◆ The exercise ◆
Report how many lines in the listing below include the word "Sancti". Write nothing besides the number.

-- begin --

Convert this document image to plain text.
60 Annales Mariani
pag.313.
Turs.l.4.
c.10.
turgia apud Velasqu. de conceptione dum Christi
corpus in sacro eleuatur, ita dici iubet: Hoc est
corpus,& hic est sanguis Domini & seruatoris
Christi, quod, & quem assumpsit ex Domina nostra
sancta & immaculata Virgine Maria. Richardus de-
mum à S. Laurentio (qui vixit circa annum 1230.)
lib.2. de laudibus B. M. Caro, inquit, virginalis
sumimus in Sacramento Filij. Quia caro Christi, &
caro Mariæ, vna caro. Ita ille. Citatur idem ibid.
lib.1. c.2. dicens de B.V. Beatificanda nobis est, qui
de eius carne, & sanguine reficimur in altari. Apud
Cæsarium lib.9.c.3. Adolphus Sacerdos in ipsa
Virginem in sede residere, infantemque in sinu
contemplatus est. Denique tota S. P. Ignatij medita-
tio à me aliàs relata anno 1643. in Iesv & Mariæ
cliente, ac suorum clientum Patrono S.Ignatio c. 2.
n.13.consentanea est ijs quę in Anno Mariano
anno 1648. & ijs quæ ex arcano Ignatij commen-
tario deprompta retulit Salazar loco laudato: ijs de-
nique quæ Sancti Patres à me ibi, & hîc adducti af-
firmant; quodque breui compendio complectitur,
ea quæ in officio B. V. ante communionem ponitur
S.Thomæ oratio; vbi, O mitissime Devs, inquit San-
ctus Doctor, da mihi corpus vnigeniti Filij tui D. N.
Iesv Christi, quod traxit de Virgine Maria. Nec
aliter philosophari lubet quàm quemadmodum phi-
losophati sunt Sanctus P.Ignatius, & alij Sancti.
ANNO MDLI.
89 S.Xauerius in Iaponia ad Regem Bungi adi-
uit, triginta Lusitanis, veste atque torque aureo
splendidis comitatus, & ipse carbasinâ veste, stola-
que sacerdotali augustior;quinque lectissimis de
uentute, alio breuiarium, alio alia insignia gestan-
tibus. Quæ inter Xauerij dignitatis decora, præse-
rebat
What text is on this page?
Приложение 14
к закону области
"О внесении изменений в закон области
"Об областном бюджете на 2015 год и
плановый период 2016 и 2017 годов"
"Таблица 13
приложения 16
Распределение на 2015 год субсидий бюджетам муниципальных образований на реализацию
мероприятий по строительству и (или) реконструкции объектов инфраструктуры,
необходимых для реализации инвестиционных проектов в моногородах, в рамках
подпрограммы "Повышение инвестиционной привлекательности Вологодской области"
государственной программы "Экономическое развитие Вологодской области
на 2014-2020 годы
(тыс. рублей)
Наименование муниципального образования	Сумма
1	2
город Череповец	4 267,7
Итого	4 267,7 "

-- end --

◆ Solved problem ◆
2